--- Extracted information ---
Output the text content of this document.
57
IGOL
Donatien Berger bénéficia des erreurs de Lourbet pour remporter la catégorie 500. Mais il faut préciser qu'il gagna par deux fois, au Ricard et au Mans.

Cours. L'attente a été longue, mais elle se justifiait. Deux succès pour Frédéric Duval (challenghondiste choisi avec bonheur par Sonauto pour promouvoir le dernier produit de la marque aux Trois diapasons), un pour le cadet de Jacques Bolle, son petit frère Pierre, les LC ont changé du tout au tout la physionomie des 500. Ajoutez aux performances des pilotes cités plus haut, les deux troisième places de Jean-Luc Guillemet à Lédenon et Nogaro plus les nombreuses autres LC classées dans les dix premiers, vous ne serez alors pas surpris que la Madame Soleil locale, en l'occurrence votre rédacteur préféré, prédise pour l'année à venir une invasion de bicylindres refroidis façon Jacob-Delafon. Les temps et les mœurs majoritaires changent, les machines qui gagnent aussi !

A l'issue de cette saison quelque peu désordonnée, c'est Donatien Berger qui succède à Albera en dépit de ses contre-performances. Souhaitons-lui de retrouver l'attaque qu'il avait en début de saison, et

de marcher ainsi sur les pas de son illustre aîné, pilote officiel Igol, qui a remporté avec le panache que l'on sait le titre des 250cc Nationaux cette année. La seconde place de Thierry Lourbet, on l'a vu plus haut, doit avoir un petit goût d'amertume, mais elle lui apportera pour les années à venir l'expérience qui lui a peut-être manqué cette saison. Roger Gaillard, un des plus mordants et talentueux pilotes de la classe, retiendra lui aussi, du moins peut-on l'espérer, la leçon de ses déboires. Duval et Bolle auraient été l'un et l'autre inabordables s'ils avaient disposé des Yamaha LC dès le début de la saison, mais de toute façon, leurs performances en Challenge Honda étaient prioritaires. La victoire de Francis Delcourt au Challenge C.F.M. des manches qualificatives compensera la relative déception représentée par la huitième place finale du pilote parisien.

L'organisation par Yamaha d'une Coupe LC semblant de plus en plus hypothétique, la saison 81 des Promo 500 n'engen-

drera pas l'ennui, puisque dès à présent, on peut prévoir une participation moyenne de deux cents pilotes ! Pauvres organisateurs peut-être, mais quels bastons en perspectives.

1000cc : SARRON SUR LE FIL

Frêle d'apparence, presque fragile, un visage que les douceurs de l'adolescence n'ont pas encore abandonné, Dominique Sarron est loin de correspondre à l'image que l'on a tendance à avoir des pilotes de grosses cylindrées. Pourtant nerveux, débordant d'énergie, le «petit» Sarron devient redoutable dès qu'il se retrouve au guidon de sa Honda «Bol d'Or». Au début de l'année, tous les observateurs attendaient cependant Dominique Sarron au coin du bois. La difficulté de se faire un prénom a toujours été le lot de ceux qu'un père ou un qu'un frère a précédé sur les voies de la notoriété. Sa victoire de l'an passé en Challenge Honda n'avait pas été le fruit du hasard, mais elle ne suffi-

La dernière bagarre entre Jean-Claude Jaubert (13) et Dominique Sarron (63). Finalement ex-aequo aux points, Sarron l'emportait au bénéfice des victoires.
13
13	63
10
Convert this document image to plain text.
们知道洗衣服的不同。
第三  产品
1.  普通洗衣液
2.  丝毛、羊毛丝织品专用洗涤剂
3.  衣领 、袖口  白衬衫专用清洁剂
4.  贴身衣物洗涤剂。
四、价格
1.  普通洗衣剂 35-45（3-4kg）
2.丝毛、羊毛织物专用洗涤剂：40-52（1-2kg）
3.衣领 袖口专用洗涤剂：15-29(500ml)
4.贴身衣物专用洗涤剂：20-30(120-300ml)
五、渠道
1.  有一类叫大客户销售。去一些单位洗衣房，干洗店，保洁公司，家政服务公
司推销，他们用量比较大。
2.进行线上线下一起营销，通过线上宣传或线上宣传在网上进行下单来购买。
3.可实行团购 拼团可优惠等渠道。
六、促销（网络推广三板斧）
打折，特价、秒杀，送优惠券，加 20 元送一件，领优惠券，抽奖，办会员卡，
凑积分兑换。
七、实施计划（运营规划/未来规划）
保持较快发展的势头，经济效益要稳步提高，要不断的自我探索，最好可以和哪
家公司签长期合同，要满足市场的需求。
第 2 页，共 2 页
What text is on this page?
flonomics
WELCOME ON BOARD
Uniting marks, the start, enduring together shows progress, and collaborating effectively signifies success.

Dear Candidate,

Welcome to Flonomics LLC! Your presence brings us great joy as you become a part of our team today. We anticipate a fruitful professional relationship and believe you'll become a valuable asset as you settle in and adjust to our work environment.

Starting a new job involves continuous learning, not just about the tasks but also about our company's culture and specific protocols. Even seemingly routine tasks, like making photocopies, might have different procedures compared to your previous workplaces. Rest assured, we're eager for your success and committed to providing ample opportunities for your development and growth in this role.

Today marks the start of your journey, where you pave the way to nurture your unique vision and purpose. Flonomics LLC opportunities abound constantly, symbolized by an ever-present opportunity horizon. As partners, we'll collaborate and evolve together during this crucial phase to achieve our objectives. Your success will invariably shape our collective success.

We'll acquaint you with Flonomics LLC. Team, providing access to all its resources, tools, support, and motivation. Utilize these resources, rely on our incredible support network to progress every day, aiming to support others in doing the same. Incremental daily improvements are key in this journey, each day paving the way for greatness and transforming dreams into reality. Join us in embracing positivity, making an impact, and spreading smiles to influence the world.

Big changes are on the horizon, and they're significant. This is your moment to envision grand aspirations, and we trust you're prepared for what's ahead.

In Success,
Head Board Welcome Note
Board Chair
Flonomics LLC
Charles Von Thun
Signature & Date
---
Given task: Give only the count of lines in this material that contain the string "peut".

Written solution: 2